** start of Selected excerpt **

The seventeenth century saw a revolution in man’s thought, as Isaac Newton and others began the scientific study of the universe around them. At the same time a shrewd young civil servant in London began to observe, with something of the same dispassionate curiosity, the strange object around which, for him, the universe revolved–himself. For ten years, beginning in 1660, Samuel Pepys secretly kept one of the most remarkable records ever made of a human life.

With astounding candor and perceptiveness he described his ambitions and peculations, his professional successes and failures, his pettinesses and meannesses, his tenderness toward his wife and the irritations and jealousies she provoked, his extramarital longings and fumblings, his coolly critical attitude toward the king he served and his watchful adaptation to the corrupt and treacherous life of the court. Pepys’s diary is a magnificent creation.

But there is more to Samuel Pepys than his diary, as Claire Tomalin makes clear in this profoundly original biography. Buttressing it with less familiar sources and other contemporary material, she is able to illuminate his entire life–as a poor London tailor’s son, as a schoolboy rejoicing at the execution of Charles I, as an aspiring clerk with good connections who transforms himself into a royalist, escorting Charles II to England for the Restoration. Then there is the bureaucrat heroically working against the odds to create a modern navy, finding his way through the dangerous years of political and religious conflict (even, at one point, being charged with treason and jailed), peacefully retiring at last with his books and his music and his friends.

It is Claire Tomalin’s unique skill as a biographer to achieve extraordinary intimacy with her subject, and Pepys is no exception. To the endlessly fascinating question of his relations with women, for example, she brings the same insight and freshness of approach that distinguished such highly praised books as Jane Austen and The Invisible Woman. At the same time, the historical context is never less than brilliantly evoked. The result is exemplary, by far the most revealing–and readable–portrait of the greatest diarist in the English language, a man of unmatched interest and importance.

** end of Selected excerpt **

• [Written exercise 1]:
Translate into French the following sentence from the passage on the Samuel Pepys biography: "For ten years, beginning in 1660, Samuel Pepys secretly kept one of the most remarkable records ever made of a human life."

** start of Task input **

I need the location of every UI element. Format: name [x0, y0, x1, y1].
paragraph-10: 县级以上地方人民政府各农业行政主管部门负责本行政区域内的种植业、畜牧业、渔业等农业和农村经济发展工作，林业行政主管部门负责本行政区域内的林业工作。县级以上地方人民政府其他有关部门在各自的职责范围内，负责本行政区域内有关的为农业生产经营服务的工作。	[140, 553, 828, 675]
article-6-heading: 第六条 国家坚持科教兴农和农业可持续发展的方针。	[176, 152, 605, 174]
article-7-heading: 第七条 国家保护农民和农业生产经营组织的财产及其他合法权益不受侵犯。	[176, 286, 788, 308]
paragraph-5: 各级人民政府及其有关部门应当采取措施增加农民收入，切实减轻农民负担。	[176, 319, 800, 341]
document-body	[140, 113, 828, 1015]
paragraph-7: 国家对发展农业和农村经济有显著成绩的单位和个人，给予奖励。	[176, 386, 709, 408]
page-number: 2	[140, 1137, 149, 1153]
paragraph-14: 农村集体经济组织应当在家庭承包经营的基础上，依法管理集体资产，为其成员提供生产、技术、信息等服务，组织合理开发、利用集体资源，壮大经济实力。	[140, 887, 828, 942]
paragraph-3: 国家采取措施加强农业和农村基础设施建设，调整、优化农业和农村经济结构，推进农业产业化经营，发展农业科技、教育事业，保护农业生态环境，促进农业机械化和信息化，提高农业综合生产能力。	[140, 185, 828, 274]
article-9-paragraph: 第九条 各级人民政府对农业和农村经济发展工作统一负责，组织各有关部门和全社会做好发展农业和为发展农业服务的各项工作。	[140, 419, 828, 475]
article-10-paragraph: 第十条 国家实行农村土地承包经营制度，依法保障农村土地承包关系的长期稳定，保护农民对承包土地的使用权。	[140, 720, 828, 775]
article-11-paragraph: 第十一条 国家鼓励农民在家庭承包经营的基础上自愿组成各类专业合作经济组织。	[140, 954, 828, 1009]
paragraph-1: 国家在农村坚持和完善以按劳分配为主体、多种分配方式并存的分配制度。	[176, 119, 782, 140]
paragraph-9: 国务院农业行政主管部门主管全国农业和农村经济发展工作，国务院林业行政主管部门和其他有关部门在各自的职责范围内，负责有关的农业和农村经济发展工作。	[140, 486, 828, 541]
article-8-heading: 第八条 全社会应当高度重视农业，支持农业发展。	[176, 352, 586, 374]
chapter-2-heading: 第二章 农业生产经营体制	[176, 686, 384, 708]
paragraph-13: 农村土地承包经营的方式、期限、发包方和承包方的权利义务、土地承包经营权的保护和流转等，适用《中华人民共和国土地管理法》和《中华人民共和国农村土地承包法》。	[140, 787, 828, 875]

** end of Task input **

• [Written exercise 2]:
State how many lines of the records contain the string "heading", with case taken into account. Give the number only.

• [Task solution 1]:
Pendant dix ans, à partir de 1660, Samuel Pepys tint secrètement l’un des témoignages les plus remarquables jamais consignés sur une vie humaine.

• [Task solution 2]:
4